WORK TO BE COMPLETED
Copy out every line in which the string "образования" occurs.

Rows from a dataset
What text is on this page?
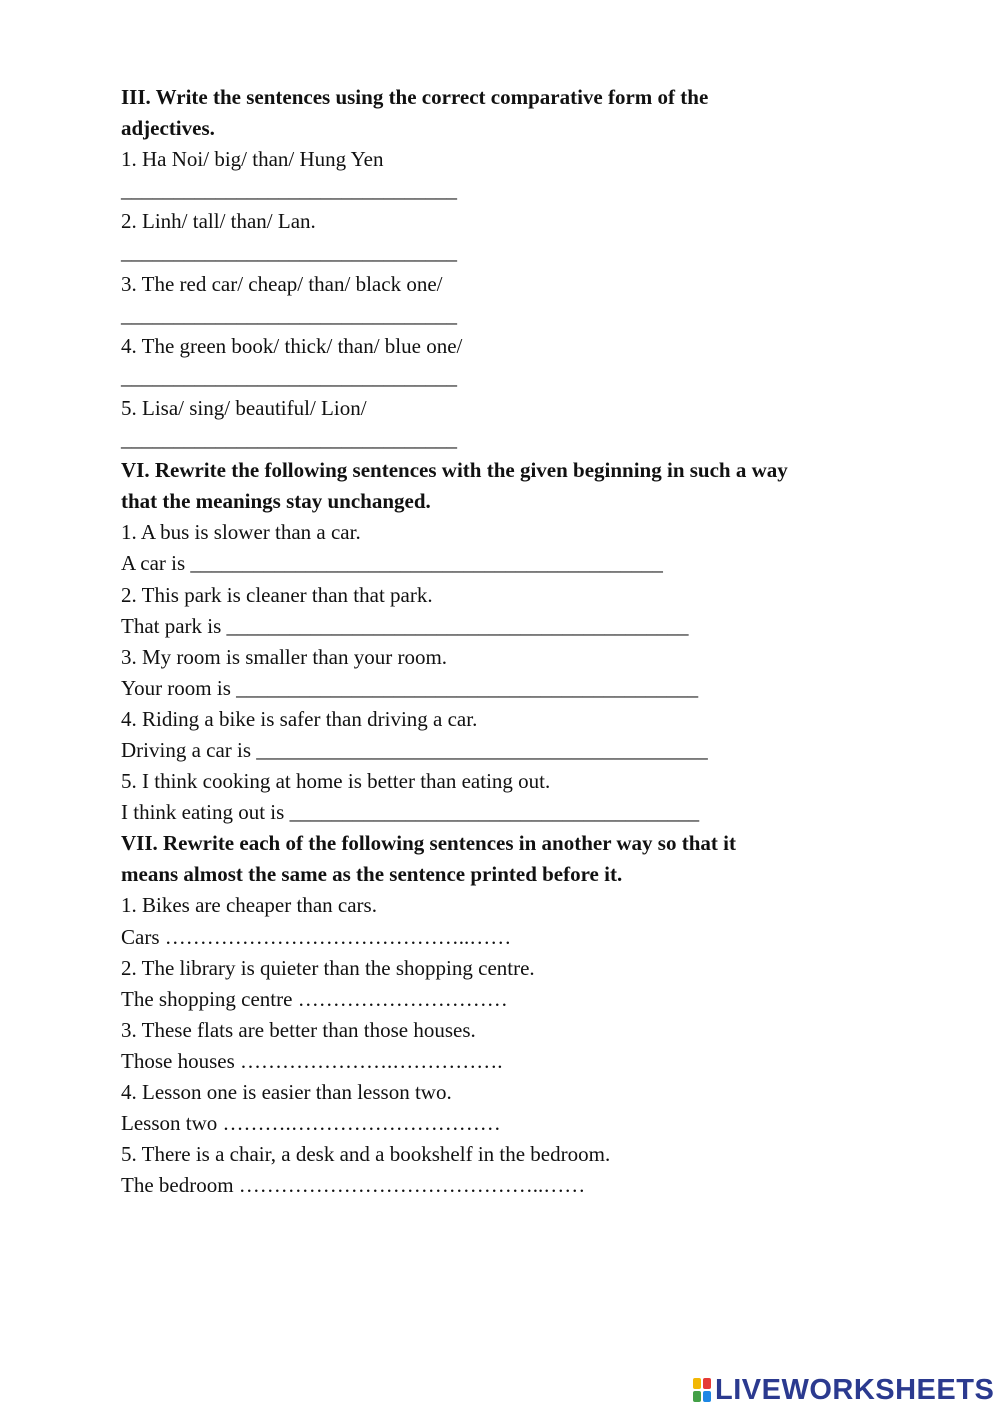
III. Write the sentences using the correct comparative form of the
adjectives.
1. Ha Noi/ big/ than/ Hung Yen
________________________________
2. Linh/ tall/ than/ Lan.
________________________________
3. The red car/ cheap/ than/ black one/
________________________________
4. The green book/ thick/ than/ blue one/
________________________________
5. Lisa/ sing/ beautiful/ Lion/
________________________________
VI. Rewrite the following sentences with the given beginning in such a way
that the meanings stay unchanged.
1. A bus is slower than a car.
A car is _____________________________________________
2. This park is cleaner than that park.
That park is ____________________________________________
3. My room is smaller than your room.
Your room is ____________________________________________
4. Riding a bike is safer than driving a car.
Driving a car is ___________________________________________
5. I think cooking at home is better than eating out.
I think eating out is _______________________________________
VII. Rewrite each of the following sentences in another way so that it
means almost the same as the sentence printed before it.
1. Bikes are cheaper than cars.
Cars ……………………………………..……
2. The library is quieter than the shopping centre.
The shopping centre …………………………
3. These flats are better than those houses.
Those houses ………………….…………….
4. Lesson one is easier than lesson two.
Lesson two ……….…………………………
5. There is a chair, a desk and a bookshelf in the bedroom.
The bedroom ……………………………………..……
LIVEWORKSHEETS
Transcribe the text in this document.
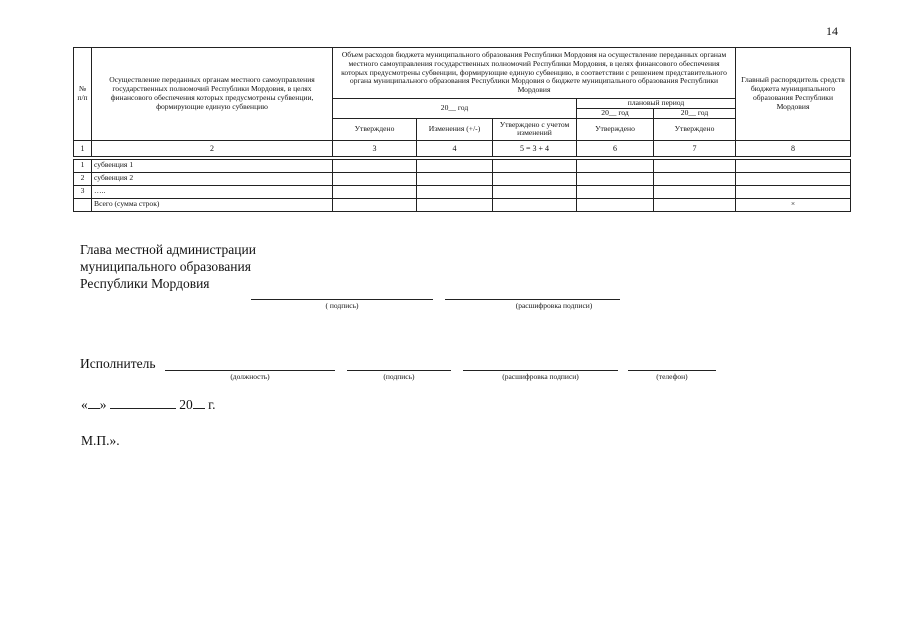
14
№ п/п	Осуществление переданных органам местного самоуправления государственных полномочий Республики Мордовия, в целях финансового обеспечения которых предусмотрены субвенции, формирующие единую субвенцию	Объем расходов бюджета муниципального образования Республики Мордовия на осуществление переданных органам местного самоуправления государственных полномочий Республики Мордовия, в целях финансового обеспечения которых предусмотрены субвенции, формирующие единую субвенцию, в соответствии с решением представительного органа муниципального образования Республики Мордовия о бюджете муниципального образования Республики Мордовия					Главный распорядитель средств бюджета муниципального образования Республики Мордовия
		20__ год			плановый период		
					20__ год	20__ год	
		Утверждено	Изменения (+/-)	Утверждено с учетом изменений	Утверждено	Утверждено	
1	2	3	4	5 = 3 + 4	6	7	8

1	субвенция 1						
2	субвенция 2						
3	…..						
	Всего (сумма строк)						×
Глава местной администрации
муниципального образования
Республики Мордовия
( подпись)	(расшифровка подписи)
Исполнитель
(должность)	(подпись)	(расшифровка подписи)	(телефон)
« »	20 г.
М.П.».
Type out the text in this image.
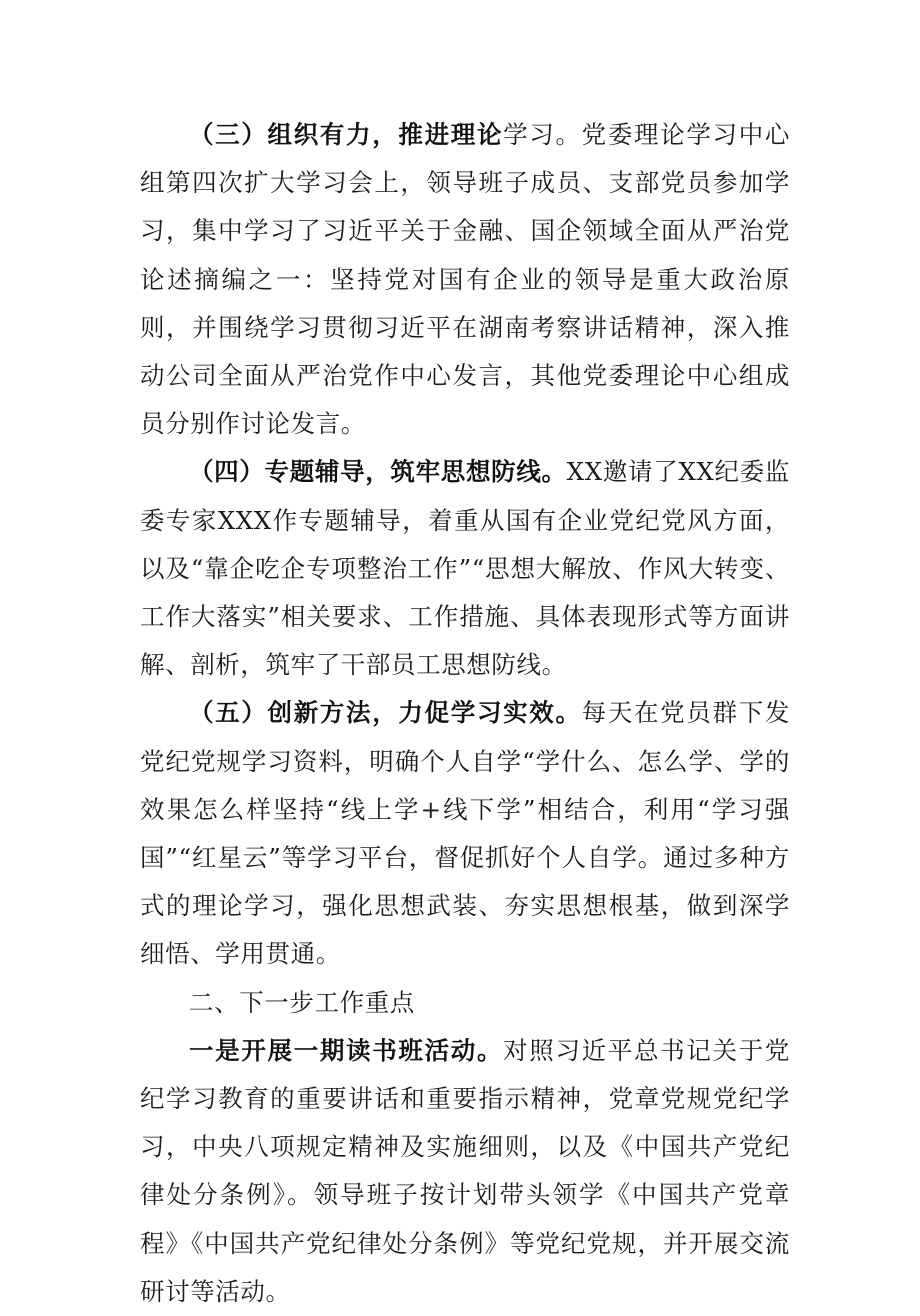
（三）组织有力，推进理论学习。党委理论学习中心组第四次扩大学习会上，领导班子成员、支部党员参加学习，集中学习了习近平关于金融、国企领域全面从严治党论述摘编之一：坚持党对国有企业的领导是重大政治原则，并围绕学习贯彻习近平在湖南考察讲话精神，深入推动公司全面从严治党作中心发言，其他党委理论中心组成员分别作讨论发言。

（四）专题辅导，筑牢思想防线。XX邀请了XX纪委监委专家XXX作专题辅导，着重从国有企业党纪党风方面，以及“靠企吃企专项整治工作”“思想大解放、作风大转变、工作大落实”相关要求、工作措施、具体表现形式等方面讲解、剖析，筑牢了干部员工思想防线。

（五）创新方法，力促学习实效。每天在党员群下发党纪党规学习资料，明确个人自学“学什么、怎么学、学的效果怎么样坚持“线上学+线下学”相结合，利用“学习强国”“红星云”等学习平台，督促抓好个人自学。通过多种方式的理论学习，强化思想武装、夯实思想根基，做到深学细悟、学用贯通。

二、下一步工作重点

一是开展一期读书班活动。对照习近平总书记关于党纪学习教育的重要讲话和重要指示精神，党章党规党纪学习，中央八项规定精神及实施细则，以及《中国共产党纪律处分条例》。领导班子按计划带头领学《中国共产党章程》《中国共产党纪律处分条例》等党纪党规，并开展交流研讨等活动。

WORKED ANSWER
№ п/п	Осуществление переданных органам местного самоуправления государственных полномочий Республики Мордовия, в целях финансового обеспечения которых предусмотрены субвенции, формирующие единую субвенцию	Объем расходов бюджета муниципального образования Республики Мордовия на осуществление переданных органам местного самоуправления государственных полномочий Республики Мордовия, в целях финансового обеспечения которых предусмотрены субвенции, формирующие единую субвенцию, в соответствии с решением представительного органа муниципального образования Республики Мордовия о бюджете муниципального образования Республики Мордовия					Главный распорядитель средств бюджета муниципального образования Республики Мордовия
муниципального образования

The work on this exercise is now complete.